** start SUPPLIED RECORDS **

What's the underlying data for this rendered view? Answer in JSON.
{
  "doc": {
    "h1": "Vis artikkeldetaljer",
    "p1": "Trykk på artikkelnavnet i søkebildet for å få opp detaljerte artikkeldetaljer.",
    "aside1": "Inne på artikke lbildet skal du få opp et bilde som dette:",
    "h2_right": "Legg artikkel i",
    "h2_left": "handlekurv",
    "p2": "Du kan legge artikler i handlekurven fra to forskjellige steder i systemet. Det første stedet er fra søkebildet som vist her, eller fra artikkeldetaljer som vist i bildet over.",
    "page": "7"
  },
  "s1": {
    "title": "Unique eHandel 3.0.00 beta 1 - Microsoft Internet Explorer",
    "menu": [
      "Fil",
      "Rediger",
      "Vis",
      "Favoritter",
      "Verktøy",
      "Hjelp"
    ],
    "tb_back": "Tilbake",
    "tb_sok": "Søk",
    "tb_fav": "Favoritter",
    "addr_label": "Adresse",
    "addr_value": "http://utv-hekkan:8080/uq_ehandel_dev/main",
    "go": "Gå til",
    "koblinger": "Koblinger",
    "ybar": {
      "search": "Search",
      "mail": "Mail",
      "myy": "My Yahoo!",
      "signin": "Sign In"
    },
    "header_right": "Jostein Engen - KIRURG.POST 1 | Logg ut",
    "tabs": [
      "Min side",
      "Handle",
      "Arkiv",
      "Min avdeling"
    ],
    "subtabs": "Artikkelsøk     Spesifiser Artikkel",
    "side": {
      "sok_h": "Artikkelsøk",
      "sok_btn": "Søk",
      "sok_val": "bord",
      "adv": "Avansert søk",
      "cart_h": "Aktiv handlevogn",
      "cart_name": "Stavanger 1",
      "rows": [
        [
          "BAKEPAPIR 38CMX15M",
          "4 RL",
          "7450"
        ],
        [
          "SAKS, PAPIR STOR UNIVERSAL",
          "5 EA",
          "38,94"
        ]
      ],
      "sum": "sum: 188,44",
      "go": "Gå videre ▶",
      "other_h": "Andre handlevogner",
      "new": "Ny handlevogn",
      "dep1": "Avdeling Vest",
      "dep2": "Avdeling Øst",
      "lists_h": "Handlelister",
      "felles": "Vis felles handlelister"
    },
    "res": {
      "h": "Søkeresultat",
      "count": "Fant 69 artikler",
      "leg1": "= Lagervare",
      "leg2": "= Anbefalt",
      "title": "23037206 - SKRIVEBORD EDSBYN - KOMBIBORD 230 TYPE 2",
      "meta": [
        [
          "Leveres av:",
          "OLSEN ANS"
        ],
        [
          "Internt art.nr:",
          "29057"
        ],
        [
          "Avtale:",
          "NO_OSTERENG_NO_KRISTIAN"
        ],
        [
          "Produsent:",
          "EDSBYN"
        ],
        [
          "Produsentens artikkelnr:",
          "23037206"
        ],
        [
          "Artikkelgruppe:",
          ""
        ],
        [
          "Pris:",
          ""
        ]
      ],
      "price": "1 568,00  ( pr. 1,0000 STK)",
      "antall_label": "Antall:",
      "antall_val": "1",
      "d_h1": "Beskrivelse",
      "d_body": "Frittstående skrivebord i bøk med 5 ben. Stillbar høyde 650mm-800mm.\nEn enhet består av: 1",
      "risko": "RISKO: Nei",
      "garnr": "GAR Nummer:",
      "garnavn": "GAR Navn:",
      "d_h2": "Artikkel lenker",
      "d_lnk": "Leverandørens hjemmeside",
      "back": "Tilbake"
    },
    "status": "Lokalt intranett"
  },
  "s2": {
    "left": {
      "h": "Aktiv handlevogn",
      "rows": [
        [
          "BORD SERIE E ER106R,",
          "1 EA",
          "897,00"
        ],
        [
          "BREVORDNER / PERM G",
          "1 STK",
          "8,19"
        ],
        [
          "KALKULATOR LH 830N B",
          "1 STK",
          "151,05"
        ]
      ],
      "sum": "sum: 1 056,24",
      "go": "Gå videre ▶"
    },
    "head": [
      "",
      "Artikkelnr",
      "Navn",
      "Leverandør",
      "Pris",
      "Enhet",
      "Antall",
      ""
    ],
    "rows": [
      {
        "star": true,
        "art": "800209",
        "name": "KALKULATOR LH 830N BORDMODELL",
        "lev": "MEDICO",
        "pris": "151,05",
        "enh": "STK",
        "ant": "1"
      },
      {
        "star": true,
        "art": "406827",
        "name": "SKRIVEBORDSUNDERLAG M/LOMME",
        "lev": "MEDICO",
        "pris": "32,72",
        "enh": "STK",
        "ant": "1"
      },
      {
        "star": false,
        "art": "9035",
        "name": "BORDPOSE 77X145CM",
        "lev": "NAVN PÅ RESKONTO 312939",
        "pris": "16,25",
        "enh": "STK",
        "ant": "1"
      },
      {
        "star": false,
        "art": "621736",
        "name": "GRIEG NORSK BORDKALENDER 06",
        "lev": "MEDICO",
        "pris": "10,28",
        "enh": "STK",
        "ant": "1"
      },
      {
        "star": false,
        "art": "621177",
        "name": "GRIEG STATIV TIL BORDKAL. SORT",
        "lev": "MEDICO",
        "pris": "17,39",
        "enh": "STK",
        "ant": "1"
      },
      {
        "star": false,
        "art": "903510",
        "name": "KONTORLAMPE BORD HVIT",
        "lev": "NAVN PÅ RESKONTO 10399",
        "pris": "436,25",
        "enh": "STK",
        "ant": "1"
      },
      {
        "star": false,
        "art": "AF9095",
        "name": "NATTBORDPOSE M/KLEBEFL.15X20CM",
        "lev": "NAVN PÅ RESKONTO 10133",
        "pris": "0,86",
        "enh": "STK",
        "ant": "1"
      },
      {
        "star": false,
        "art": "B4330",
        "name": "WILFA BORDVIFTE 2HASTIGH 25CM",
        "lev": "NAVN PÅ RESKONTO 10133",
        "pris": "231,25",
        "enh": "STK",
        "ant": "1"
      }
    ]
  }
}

** end SUPPLIED RECORDS **

TASK TO COMPLETE => Please reproduce every line of the material word for word.

EXERCISE SOLUTION =>
What's the underlying data for this rendered view? Answer in JSON.
{
  "doc": {
    "h1": "Vis artikkeldetaljer",
    "p1": "Trykk på artikkelnavnet i søkebildet for å få opp detaljerte artikkeldetaljer.",
    "aside1": "Inne på artikke lbildet skal du få opp et bilde som dette:",
    "h2_right": "Legg artikkel i",
    "h2_left": "handlekurv",
    "p2": "Du kan legge artikler i handlekurven fra to forskjellige steder i systemet. Det første stedet er fra søkebildet som vist her, eller fra artikkeldetaljer som vist i bildet over.",
    "page": "7"
  },
  "s1": {
    "title": "Unique eHandel 3.0.00 beta 1 - Microsoft Internet Explorer",
    "menu": [
      "Fil",
      "Rediger",
      "Vis",
      "Favoritter",
      "Verktøy",
      "Hjelp"
    ],
    "tb_back": "Tilbake",
    "tb_sok": "Søk",
    "tb_fav": "Favoritter",
    "addr_label": "Adresse",
    "addr_value": "http://utv-hekkan:8080/uq_ehandel_dev/main",
    "go": "Gå til",
    "koblinger": "Koblinger",
    "ybar": {
      "search": "Search",
      "mail": "Mail",
      "myy": "My Yahoo!",
      "signin": "Sign In"
    },
    "header_right": "Jostein Engen - KIRURG.POST 1 | Logg ut",
    "tabs": [
      "Min side",
      "Handle",
      "Arkiv",
      "Min avdeling"
    ],
    "subtabs": "Artikkelsøk     Spesifiser Artikkel",
    "side": {
      "sok_h": "Artikkelsøk",
      "sok_btn": "Søk",
      "sok_val": "bord",
      "adv": "Avansert søk",
      "cart_h": "Aktiv handlevogn",
      "cart_name": "Stavanger 1",
      "rows": [
        [
          "BAKEPAPIR 38CMX15M",
          "4 RL",
          "7450"
        ],
        [
          "SAKS, PAPIR STOR UNIVERSAL",
          "5 EA",
          "38,94"
        ]
      ],
      "sum": "sum: 188,44",
      "go": "Gå videre ▶",
      "other_h": "Andre handlevogner",
      "new": "Ny handlevogn",
      "dep1": "Avdeling Vest",
      "dep2": "Avdeling Øst",
      "lists_h": "Handlelister",
      "felles": "Vis felles handlelister"
    },
    "res": {
      "h": "Søkeresultat",
      "count": "Fant 69 artikler",
      "leg1": "= Lagervare",
      "leg2": "= Anbefalt",
      "title": "23037206 - SKRIVEBORD EDSBYN - KOMBIBORD 230 TYPE 2",
      "meta": [
        [
          "Leveres av:",
          "OLSEN ANS"
        ],
        [
          "Internt art.nr:",
          "29057"
        ],
        [
          "Avtale:",
          "NO_OSTERENG_NO_KRISTIAN"
        ],
        [
          "Produsent:",
          "EDSBYN"
        ],
        [
          "Produsentens artikkelnr:",
          "23037206"
        ],
        [
          "Artikkelgruppe:",
          ""
        ],
        [
          "Pris:",
          ""
        ]
      ],
      "price": "1 568,00  ( pr. 1,0000 STK)",
      "antall_label": "Antall:",
      "antall_val": "1",
      "d_h1": "Beskrivelse",
      "d_body": "Frittstående skrivebord i bøk med 5 ben. Stillbar høyde 650mm-800mm.\nEn enhet består av: 1",
      "risko": "RISKO: Nei",
      "garnr": "GAR Nummer:",
      "garnavn": "GAR Navn:",
      "d_h2": "Artikkel lenker",
      "d_lnk": "Leverandørens hjemmeside",
      "back": "Tilbake"
    },
    "status": "Lokalt intranett"
  },
  "s2": {
    "left": {
      "h": "Aktiv handlevogn",
      "rows": [
        [
          "BORD SERIE E ER106R,",
          "1 EA",
          "897,00"
        ],
        [
          "BREVORDNER / PERM G",
          "1 STK",
          "8,19"
        ],
        [
          "KALKULATOR LH 830N B",
          "1 STK",
          "151,05"
        ]
      ],
      "sum": "sum: 1 056,24",
      "go": "Gå videre ▶"
    },
    "head": [
      "",
      "Artikkelnr",
      "Navn",
      "Leverandør",
      "Pris",
      "Enhet",
      "Antall",
      ""
    ],
    "rows": [
      {
        "star": true,
        "art": "800209",
        "name": "KALKULATOR LH 830N BORDMODELL",
        "lev": "MEDICO",
        "pris": "151,05",
        "enh": "STK",
        "ant": "1"
      },
      {
        "star": true,
        "art": "406827",
        "name": "SKRIVEBORDSUNDERLAG M/LOMME",
        "lev": "MEDICO",
        "pris": "32,72",
        "enh": "STK",
        "ant": "1"
      },
      {
        "star": false,
        "art": "9035",
        "name": "BORDPOSE 77X145CM",
        "lev": "NAVN PÅ RESKONTO 312939",
        "pris": "16,25",
        "enh": "STK",
        "ant": "1"
      },
      {
        "star": false,
        "art": "621736",
        "name": "GRIEG NORSK BORDKALENDER 06",
        "lev": "MEDICO",
        "pris": "10,28",
        "enh": "STK",
        "ant": "1"
      },
      {
        "star": false,
        "art": "621177",
        "name": "GRIEG STATIV TIL BORDKAL. SORT",
        "lev": "MEDICO",
        "pris": "17,39",
        "enh": "STK",
        "ant": "1"
      },
      {
        "star": false,
        "art": "903510",
        "name": "KONTORLAMPE BORD HVIT",
        "lev": "NAVN PÅ RESKONTO 10399",
        "pris": "436,25",
        "enh": "STK",
        "ant": "1"
      },
      {
        "star": false,
        "art": "AF9095",
        "name": "NATTBORDPOSE M/KLEBEFL.15X20CM",
        "lev": "NAVN PÅ RESKONTO 10133",
        "pris": "0,86",
        "enh": "STK",
        "ant": "1"
      },
      {
        "star": false,
        "art": "B4330",
        "name": "WILFA BORDVIFTE 2HASTIGH 25CM",
        "lev": "NAVN PÅ RESKONTO 10133",
        "pris": "231,25",
        "enh": "STK",
        "ant": "1"
      }
    ]
  }
}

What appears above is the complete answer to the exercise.